PROBLEM REQUIREMENTS:
Repeat the entries that follow verbatim, without any of their pictures.

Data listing
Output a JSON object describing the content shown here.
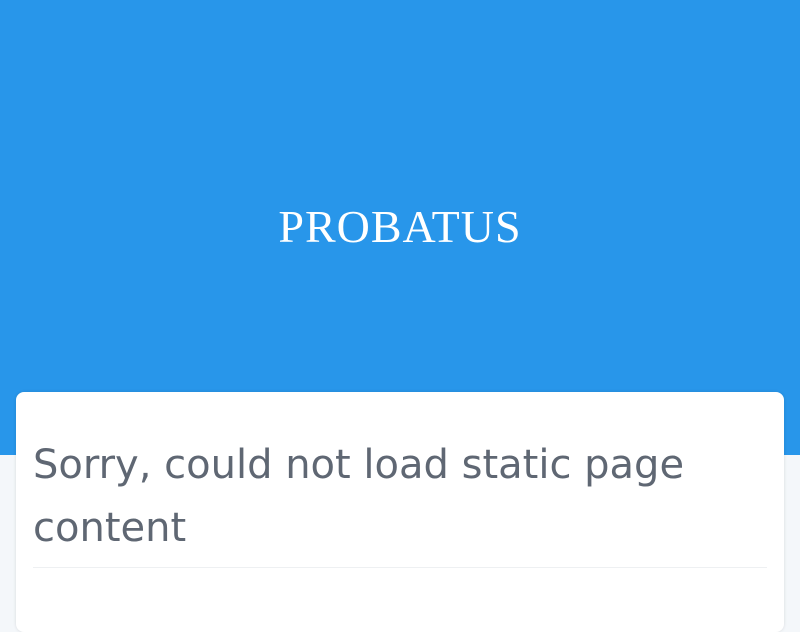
{
  "header": {
    "brand": "PROBATUS",
    "background_color": "#2896ea"
  },
  "content": {
    "message": "Sorry, could not load static page content"
  }
}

EXERCISE RESPONSE:
Output a JSON object describing the content shown here.
{
  "header": {
    "brand": "PROBATUS",
    "background_color": "#2896ea"
  },
  "content": {
    "message": "Sorry, could not load static page content"
  }
}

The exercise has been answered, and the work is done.